§ EXERCISE BRIEF
Go through the records below and change every "power-icon" to "shutdown-icon", keeping everything else the same. Leave the pictures out of your answer.

----

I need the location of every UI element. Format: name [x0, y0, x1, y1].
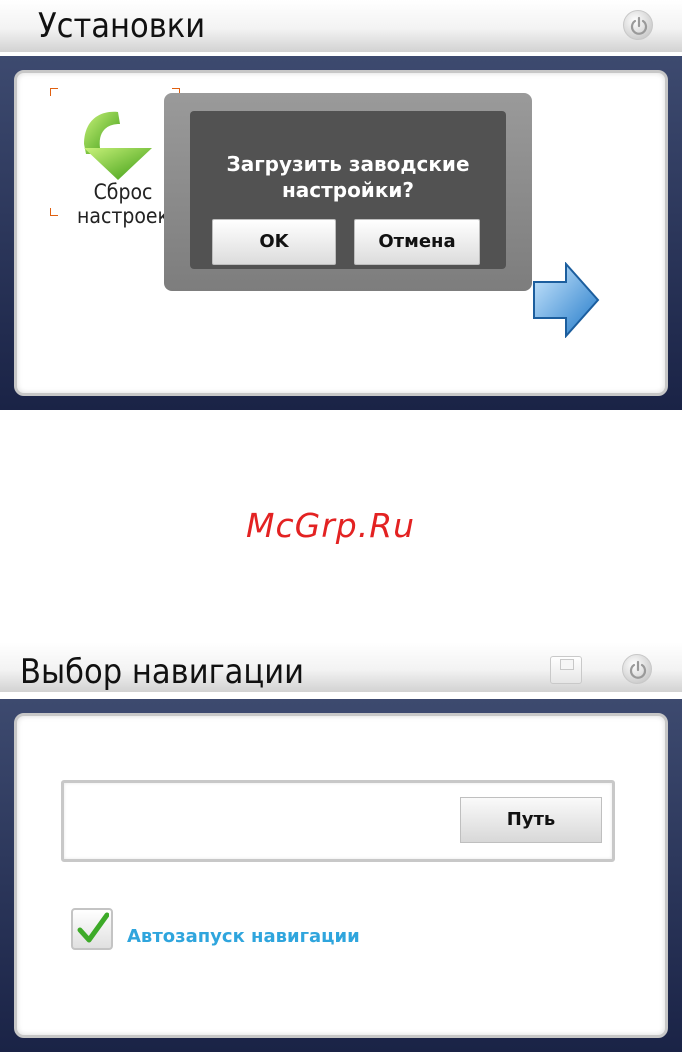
checkmark-icon: [77, 912, 109, 943]
power-icon[interactable]: [623, 10, 653, 40]
arrow-down-icon: [84, 111, 152, 180]
path-button[interactable]: Путь: [460, 797, 602, 843]
dialog-message: Загрузить заводские настройки?: [226, 152, 470, 202]
reset-settings-tile[interactable]: Сброс настроек: [50, 88, 180, 228]
selection-corner: [50, 208, 58, 216]
title-bar: Установки: [0, 0, 682, 52]
ok-button[interactable]: OK: [212, 219, 336, 265]
next-arrow-icon[interactable]: [532, 262, 600, 338]
page-title: Установки: [38, 6, 206, 46]
reset-confirm-dialog: Загрузить заводские настройки? OK Отмена: [164, 93, 532, 291]
content-panel: Путь Автозапуск навигации: [14, 713, 668, 1038]
selection-corner: [50, 88, 58, 96]
content-frame: Путь Автозапуск навигации: [0, 699, 682, 1052]
path-field[interactable]: Путь: [61, 780, 615, 862]
cancel-button[interactable]: Отмена: [354, 219, 480, 265]
settings-screen: Установки Сброс настроек Загрузить завод…: [0, 0, 682, 410]
title-bar: Выбор навигации: [0, 642, 682, 692]
dialog-body: Загрузить заводские настройки? OK Отмена: [190, 111, 506, 269]
navigation-select-screen: Выбор навигации Путь Автозапуск навигаци…: [0, 642, 682, 1052]
page-title: Выбор навигации: [20, 652, 305, 692]
watermark: McGrp.Ru: [246, 506, 416, 545]
autostart-label[interactable]: Автозапуск навигации: [127, 926, 360, 947]
save-icon[interactable]: [550, 656, 582, 684]
autostart-checkbox[interactable]: [71, 908, 113, 950]
power-icon[interactable]: [622, 654, 652, 684]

----

§ RESPONSE
I need the location of every UI element. Format: name [x0, y0, x1, y1].
checkmark-icon: [77, 912, 109, 943]
shutdown-icon[interactable]: [623, 10, 653, 40]
arrow-down-icon: [84, 111, 152, 180]
path-button[interactable]: Путь: [460, 797, 602, 843]
dialog-message: Загрузить заводские настройки?: [226, 152, 470, 202]
reset-settings-tile[interactable]: Сброс настроек: [50, 88, 180, 228]
selection-corner: [50, 208, 58, 216]
title-bar: Установки: [0, 0, 682, 52]
ok-button[interactable]: OK: [212, 219, 336, 265]
next-arrow-icon[interactable]: [532, 262, 600, 338]
page-title: Установки: [38, 6, 206, 46]
reset-confirm-dialog: Загрузить заводские настройки? OK Отмена: [164, 93, 532, 291]
content-panel: Путь Автозапуск навигации: [14, 713, 668, 1038]
selection-corner: [50, 88, 58, 96]
content-frame: Путь Автозапуск навигации: [0, 699, 682, 1052]
path-field[interactable]: Путь: [61, 780, 615, 862]
cancel-button[interactable]: Отмена: [354, 219, 480, 265]
settings-screen: Установки Сброс настроек Загрузить завод…: [0, 0, 682, 410]
title-bar: Выбор навигации: [0, 642, 682, 692]
dialog-body: Загрузить заводские настройки? OK Отмена: [190, 111, 506, 269]
navigation-select-screen: Выбор навигации Путь Автозапуск навигаци…: [0, 642, 682, 1052]
page-title: Выбор навигации: [20, 652, 305, 692]
watermark: McGrp.Ru: [246, 506, 416, 545]
autostart-label[interactable]: Автозапуск навигации: [127, 926, 360, 947]
save-icon[interactable]: [550, 656, 582, 684]
autostart-checkbox[interactable]: [71, 908, 113, 950]
shutdown-icon[interactable]: [622, 654, 652, 684]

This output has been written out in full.